§ **Exercise description**:
Convert the items below into a JSON list of strings, with each line as its own string and blank lines omitted.

§ **Information provided**:
▼▼▼
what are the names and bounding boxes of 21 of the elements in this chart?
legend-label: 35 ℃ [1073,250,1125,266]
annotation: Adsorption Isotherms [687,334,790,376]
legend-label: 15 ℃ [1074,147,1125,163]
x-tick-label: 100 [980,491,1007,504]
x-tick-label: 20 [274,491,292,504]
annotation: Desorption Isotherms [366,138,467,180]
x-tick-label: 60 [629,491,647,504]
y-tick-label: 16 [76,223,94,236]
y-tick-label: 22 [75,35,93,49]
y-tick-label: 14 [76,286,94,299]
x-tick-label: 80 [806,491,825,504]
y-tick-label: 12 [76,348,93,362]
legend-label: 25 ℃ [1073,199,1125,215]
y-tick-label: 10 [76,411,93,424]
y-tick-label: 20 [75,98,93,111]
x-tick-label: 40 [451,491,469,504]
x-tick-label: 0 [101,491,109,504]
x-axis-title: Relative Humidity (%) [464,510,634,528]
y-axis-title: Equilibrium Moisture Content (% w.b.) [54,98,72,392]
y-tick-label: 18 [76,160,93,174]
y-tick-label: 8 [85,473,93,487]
▲▲▲
§ **The output**:
[
  "what are the names and bounding boxes of 21 of the elements in this chart?",
  "legend-label: 35 ℃ [1073,250,1125,266]",
  "annotation: Adsorption Isotherms [687,334,790,376]",
  "legend-label: 15 ℃ [1074,147,1125,163]",
  "x-tick-label: 100 [980,491,1007,504]",
  "x-tick-label: 20 [274,491,292,504]",
  "annotation: Desorption Isotherms [366,138,467,180]",
  "x-tick-label: 60 [629,491,647,504]",
  "y-tick-label: 16 [76,223,94,236]",
  "y-tick-label: 22 [75,35,93,49]",
  "y-tick-label: 14 [76,286,94,299]",
  "x-tick-label: 80 [806,491,825,504]",
  "y-tick-label: 12 [76,348,93,362]",
  "legend-label: 25 ℃ [1073,199,1125,215]",
  "y-tick-label: 10 [76,411,93,424]",
  "y-tick-label: 20 [75,98,93,111]",
  "x-tick-label: 40 [451,491,469,504]",
  "x-tick-label: 0 [101,491,109,504]",
  "x-axis-title: Relative Humidity (%) [464,510,634,528]",
  "y-axis-title: Equilibrium Moisture Content (% w.b.) [54,98,72,392]",
  "y-tick-label: 18 [76,160,93,174]",
  "y-tick-label: 8 [85,473,93,487]"
]